===== Supplied records =====

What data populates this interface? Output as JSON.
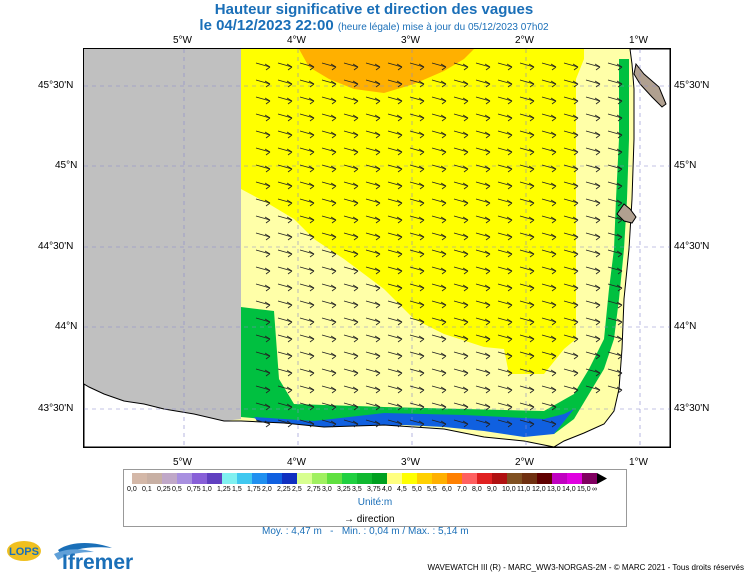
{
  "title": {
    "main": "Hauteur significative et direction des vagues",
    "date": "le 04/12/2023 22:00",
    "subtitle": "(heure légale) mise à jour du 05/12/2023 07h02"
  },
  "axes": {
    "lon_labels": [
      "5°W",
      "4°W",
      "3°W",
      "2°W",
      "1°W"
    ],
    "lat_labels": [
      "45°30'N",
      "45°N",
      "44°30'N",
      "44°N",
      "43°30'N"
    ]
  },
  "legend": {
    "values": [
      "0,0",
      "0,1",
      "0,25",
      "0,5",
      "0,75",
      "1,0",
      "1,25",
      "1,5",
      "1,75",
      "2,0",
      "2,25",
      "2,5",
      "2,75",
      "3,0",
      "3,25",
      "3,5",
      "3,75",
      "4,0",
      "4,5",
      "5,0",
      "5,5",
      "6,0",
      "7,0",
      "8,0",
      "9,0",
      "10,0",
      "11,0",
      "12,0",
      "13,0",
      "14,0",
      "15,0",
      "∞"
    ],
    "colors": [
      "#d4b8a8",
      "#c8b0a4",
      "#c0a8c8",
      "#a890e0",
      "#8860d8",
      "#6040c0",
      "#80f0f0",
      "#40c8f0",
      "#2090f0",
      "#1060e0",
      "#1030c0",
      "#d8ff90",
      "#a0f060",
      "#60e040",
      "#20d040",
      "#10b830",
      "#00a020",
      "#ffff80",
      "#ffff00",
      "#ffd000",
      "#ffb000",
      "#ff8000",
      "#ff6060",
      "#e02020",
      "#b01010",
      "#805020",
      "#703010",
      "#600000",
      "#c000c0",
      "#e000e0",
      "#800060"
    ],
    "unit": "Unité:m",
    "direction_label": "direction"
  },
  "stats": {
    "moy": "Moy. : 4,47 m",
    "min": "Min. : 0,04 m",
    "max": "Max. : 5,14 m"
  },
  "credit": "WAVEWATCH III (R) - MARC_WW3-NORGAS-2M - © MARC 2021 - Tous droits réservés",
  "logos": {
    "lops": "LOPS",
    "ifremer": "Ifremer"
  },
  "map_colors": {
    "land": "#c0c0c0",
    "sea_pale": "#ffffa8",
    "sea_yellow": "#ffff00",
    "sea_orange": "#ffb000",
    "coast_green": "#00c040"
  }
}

=====

### Given task
In the material above, tally every line with the string "direction" in it, then give that number alone.

### Solution to this task
2